Instructions for the task -
In the data below, locate each line with the word "обеспечение" and list it.
◆ ◆ ◆ ◆ ◆ ◆ ◆
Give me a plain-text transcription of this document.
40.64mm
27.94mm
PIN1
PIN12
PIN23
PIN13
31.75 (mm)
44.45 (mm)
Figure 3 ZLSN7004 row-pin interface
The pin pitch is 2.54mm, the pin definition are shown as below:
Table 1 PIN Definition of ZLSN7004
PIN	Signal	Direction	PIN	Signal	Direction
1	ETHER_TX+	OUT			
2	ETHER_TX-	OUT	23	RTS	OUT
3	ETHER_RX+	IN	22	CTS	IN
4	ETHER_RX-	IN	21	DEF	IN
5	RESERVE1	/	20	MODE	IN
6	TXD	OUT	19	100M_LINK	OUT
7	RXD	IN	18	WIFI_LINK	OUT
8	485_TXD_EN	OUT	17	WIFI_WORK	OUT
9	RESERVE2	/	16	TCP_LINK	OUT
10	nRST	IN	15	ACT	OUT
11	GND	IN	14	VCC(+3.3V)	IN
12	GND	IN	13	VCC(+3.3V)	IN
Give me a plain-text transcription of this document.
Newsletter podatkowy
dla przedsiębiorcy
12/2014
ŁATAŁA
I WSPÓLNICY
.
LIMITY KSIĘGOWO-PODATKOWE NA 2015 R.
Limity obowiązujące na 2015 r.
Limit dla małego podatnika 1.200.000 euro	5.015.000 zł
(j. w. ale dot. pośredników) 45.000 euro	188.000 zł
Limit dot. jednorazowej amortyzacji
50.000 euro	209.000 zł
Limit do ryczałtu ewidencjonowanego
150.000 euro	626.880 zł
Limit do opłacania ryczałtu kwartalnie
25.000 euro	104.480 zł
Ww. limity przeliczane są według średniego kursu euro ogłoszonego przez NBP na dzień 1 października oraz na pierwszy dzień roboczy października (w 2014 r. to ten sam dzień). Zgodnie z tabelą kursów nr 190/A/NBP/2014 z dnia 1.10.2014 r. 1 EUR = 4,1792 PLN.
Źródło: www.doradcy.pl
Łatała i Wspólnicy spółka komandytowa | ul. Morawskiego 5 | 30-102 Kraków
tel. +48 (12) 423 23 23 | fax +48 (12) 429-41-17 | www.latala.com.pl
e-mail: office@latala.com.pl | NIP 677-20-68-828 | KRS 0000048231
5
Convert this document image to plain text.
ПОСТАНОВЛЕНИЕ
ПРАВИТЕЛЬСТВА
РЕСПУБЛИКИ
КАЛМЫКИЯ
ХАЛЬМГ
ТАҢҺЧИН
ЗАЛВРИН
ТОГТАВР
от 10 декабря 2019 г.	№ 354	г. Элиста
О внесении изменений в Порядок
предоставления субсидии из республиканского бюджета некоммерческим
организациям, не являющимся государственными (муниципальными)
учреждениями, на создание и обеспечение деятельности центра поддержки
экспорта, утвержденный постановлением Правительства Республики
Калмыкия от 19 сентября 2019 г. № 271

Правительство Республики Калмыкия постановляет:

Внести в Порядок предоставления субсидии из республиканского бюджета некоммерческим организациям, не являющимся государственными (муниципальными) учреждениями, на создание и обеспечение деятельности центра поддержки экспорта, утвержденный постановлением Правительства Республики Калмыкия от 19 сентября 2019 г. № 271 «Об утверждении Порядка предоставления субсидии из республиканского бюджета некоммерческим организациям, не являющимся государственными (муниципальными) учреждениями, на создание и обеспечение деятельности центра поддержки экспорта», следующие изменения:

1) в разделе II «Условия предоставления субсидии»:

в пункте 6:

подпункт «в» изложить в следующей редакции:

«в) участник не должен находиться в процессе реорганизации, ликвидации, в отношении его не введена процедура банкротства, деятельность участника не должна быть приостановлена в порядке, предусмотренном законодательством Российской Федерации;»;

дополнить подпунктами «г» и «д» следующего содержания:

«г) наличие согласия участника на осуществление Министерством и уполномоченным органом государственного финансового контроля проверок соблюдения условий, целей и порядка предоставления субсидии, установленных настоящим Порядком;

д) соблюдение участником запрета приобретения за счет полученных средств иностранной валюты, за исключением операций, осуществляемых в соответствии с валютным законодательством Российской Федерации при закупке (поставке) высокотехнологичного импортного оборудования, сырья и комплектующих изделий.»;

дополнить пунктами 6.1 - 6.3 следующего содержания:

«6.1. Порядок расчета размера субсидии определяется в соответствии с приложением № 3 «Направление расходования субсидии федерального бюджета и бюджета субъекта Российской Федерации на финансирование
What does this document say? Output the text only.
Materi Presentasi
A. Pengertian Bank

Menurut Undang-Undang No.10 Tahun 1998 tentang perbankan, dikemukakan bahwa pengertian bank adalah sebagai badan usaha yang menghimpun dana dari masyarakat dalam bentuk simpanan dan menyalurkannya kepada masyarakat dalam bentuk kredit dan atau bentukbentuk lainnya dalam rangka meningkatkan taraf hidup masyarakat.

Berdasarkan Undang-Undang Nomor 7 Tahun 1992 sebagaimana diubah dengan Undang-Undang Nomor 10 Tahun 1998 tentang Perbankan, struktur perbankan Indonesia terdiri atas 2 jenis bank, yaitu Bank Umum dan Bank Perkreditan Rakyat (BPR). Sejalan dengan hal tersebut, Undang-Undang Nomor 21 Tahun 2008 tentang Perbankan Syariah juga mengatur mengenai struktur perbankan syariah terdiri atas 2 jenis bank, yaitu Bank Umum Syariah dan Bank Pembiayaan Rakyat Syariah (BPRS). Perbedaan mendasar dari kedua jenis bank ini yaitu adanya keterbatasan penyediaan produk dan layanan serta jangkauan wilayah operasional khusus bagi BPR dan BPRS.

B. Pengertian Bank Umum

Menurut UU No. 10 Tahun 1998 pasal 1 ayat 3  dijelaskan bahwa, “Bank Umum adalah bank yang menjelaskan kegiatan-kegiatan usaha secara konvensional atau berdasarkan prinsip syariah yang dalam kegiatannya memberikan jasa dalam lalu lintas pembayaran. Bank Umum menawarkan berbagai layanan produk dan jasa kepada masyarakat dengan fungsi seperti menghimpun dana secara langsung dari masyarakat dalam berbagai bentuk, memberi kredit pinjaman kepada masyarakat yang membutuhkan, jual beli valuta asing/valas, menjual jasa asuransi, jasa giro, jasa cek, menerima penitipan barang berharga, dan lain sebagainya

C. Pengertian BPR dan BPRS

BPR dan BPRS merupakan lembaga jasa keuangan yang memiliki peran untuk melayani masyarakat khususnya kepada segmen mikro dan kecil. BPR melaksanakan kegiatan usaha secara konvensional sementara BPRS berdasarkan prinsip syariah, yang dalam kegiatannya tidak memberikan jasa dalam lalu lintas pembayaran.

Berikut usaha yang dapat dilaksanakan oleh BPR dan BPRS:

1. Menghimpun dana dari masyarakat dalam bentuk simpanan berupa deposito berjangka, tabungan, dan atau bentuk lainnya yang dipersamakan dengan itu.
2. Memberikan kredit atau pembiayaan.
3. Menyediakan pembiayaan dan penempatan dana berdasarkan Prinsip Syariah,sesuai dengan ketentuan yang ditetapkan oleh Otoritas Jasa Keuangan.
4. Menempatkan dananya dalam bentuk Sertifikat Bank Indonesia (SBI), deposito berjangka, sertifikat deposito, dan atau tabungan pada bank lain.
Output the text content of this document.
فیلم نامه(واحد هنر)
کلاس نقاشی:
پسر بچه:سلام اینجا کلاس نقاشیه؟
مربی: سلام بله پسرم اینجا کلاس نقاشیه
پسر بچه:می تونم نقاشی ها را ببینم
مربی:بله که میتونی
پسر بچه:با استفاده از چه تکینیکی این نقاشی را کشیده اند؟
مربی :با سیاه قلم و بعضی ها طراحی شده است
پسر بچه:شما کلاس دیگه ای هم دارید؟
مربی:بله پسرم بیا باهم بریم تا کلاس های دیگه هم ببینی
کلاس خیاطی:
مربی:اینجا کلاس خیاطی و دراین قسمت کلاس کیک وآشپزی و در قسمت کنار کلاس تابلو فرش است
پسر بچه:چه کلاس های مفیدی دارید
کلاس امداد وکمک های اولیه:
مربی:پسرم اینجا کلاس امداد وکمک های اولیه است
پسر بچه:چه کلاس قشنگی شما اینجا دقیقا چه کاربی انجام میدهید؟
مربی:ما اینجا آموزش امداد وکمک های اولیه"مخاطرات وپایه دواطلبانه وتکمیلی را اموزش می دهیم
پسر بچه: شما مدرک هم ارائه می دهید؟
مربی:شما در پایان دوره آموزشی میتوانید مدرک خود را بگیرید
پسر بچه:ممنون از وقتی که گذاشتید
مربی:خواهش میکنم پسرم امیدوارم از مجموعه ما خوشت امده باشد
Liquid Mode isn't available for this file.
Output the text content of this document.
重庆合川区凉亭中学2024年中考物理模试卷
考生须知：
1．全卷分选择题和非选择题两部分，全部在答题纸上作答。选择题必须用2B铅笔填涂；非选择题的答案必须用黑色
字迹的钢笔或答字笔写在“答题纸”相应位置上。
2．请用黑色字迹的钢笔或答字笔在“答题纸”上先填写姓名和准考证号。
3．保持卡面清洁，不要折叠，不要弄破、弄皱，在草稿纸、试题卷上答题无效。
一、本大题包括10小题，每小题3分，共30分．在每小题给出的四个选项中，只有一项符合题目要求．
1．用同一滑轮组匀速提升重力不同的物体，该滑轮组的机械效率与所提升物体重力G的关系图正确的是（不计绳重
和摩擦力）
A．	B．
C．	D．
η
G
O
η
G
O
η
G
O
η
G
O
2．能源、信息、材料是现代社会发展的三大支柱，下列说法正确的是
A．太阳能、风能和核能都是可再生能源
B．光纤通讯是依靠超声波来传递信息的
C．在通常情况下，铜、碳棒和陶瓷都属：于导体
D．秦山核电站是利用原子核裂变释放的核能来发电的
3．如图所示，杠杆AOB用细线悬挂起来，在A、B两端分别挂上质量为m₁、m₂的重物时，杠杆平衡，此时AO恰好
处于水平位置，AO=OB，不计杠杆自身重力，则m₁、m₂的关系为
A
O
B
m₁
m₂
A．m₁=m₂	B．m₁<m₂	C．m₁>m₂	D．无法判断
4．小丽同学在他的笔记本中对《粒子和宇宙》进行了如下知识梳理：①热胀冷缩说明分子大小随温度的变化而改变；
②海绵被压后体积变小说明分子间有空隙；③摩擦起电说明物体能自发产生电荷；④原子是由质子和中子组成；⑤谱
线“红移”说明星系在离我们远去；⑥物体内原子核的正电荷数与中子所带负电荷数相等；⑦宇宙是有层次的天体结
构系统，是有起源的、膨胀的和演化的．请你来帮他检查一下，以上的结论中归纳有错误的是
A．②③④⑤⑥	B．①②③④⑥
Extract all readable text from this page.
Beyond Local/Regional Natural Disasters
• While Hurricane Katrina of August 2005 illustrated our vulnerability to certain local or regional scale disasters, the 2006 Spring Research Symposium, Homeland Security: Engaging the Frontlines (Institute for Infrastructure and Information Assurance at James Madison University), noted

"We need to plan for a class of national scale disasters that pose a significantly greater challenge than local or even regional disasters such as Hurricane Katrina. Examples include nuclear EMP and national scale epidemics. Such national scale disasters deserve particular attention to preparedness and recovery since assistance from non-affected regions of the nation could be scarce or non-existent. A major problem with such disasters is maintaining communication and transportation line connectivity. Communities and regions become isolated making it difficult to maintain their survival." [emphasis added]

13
◆ ◆ ◆ ◆ ◆ ◆ ◆
The result -
учреждениями, на создание и обеспечение деятельности центра поддержки
Внести в Порядок предоставления субсидии из республиканского бюджета некоммерческим организациям, не являющимся государственными (муниципальными) учреждениями, на создание и обеспечение деятельности центра поддержки экспорта, утвержденный постановлением Правительства Республики Калмыкия от 19 сентября 2019 г. № 271 «Об утверждении Порядка предоставления субсидии из республиканского бюджета некоммерческим организациям, не являющимся государственными (муниципальными) учреждениями, на создание и обеспечение деятельности центра поддержки экспорта», следующие изменения:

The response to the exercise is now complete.